_LIST OF TASKS_.
#1 In the Back Street film article, which two actors was Ross Hunter considering for the lead before John Gavin was suggested?
#2 Please resume the Back Street film article, picking up after its last sentence.

- Directed by: David Miller
- Written by: William Ludwig Eleanore Griffin
- Based on: Back Street 1931 novel by Fannie Hurst
- Produced by: Ross Hunter
- Starring: Susan Hayward John Gavin Vera Miles
- Cinematography: Stanley Cortez
- Edited by: Milton Carruth
- Music by: Frank Skinner
- Production companies: Ross Hunter Productions Carrollton Inc.
- Distributed by: Universal Pictures
- Release date: October 11, 1961;
- Running time: 107 minutes
- Country: United States
- Language: English
- Box office: $3.5 million

= Back Street (1961 film) =

1961 film

Back Street is a 1961 American Eastmancolor drama film directed by David Miller, and produced by Ross Hunter. The screenplay was written by William Ludwig and Eleanore Griffin based on the 1931 novel of the same name by Fannie Hurst. The music score is by Frank Skinner, who also scored the 1941 version. The film stars Susan Hayward, John Gavin, and Vera Miles.

The story follows two lovers who have limited opportunities to get together because one of them is married.

Hedda Hopper claims Hunter was considering Gregory Peck and William Holden for the lead until she suggested John Gavin.

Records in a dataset
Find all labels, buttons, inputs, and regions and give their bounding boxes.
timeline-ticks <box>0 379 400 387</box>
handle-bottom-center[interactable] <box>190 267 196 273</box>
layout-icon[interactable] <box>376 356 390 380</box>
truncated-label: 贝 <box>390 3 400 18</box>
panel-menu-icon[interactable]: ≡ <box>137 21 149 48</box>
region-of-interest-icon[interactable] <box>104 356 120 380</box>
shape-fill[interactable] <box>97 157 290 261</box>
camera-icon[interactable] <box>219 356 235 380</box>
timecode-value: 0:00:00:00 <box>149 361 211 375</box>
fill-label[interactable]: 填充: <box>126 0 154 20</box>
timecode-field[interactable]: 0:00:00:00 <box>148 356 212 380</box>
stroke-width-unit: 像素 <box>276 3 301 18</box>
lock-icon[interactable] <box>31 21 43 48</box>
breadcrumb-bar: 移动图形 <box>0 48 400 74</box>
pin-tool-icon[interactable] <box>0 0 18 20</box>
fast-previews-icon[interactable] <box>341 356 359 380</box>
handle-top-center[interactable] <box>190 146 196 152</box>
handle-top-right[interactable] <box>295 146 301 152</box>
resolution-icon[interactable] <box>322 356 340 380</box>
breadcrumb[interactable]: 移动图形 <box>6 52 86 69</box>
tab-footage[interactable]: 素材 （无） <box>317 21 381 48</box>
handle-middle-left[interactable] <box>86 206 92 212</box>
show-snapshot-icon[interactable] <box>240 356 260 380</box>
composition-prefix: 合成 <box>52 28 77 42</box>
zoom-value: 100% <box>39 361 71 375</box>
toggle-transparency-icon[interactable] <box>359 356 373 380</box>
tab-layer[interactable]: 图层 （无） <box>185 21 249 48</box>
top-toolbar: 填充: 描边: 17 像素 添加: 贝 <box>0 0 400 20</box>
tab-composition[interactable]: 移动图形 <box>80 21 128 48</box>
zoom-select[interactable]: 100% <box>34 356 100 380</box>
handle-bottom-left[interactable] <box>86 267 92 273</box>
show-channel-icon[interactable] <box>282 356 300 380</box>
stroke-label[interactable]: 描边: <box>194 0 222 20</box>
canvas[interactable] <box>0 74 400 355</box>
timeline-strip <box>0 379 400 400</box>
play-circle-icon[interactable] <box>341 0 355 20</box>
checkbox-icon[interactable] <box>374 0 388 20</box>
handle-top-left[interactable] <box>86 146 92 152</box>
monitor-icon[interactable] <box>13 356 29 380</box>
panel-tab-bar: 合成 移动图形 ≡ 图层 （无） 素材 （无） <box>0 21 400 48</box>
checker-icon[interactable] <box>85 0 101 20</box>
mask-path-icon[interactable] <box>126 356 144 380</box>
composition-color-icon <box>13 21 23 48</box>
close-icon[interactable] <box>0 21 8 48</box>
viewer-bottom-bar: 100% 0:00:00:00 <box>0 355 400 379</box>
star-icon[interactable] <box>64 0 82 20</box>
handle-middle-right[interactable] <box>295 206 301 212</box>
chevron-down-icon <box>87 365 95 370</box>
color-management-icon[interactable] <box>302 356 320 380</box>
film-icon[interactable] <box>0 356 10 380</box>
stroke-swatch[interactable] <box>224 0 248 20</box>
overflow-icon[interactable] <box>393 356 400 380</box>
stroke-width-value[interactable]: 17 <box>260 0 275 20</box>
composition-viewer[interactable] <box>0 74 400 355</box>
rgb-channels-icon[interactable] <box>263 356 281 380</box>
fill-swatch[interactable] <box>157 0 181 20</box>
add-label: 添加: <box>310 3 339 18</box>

_ANSWERS PER TASK_.
#1 Gregory Peck and William Holden.

#2
It was nominated for an Oscar for Best Costume Design, Color (Jean Louis). Unlike the previous film versions, this one gives Susan Hayward plenty of opportunity to appear in Jean Louis's spectacular gowns. This was a trademark of Ross Hunter's remakes of older "weepies"; he employed the same method in Lana Turner's versions of Imitation of Life and Madame X.

Of all three screen versions of Back Street, this 1961 production took the most dramatic license with the novel. It is different from both the 1932 and 1941 screen versions in many ways – changing the names of several characters and updating the story to what was then the present day. Good examples of how the plotline was sensationalized in this third version are the attempted suicide and the fatal car crash.

==Plot==
Wealthy department-store heir Paul Saxon has a romantic fling with a Nebraska dress-shop owner, Rae Smith, who breaks it off when she discovers he is married.

Rae moves to New York to become a fashion designer, then on to Rome to become the famed Dalian's partner in a salon. Paul continues to woo her, explaining that his alcoholic wife Liz won't grant him a divorce and is unstable, having tried to commit suicide.

Her resistance lowered, Rae becomes the lover of Paul, meeting secretly with him at a house near Paris that he buys. Paul's son learns of the affair and demands that Rae stop seeing his father. Liz makes a public scene humiliating Rae at a charity fashion show featuring her designs, purchasing the closing creation, a wedding gown, for $10,000.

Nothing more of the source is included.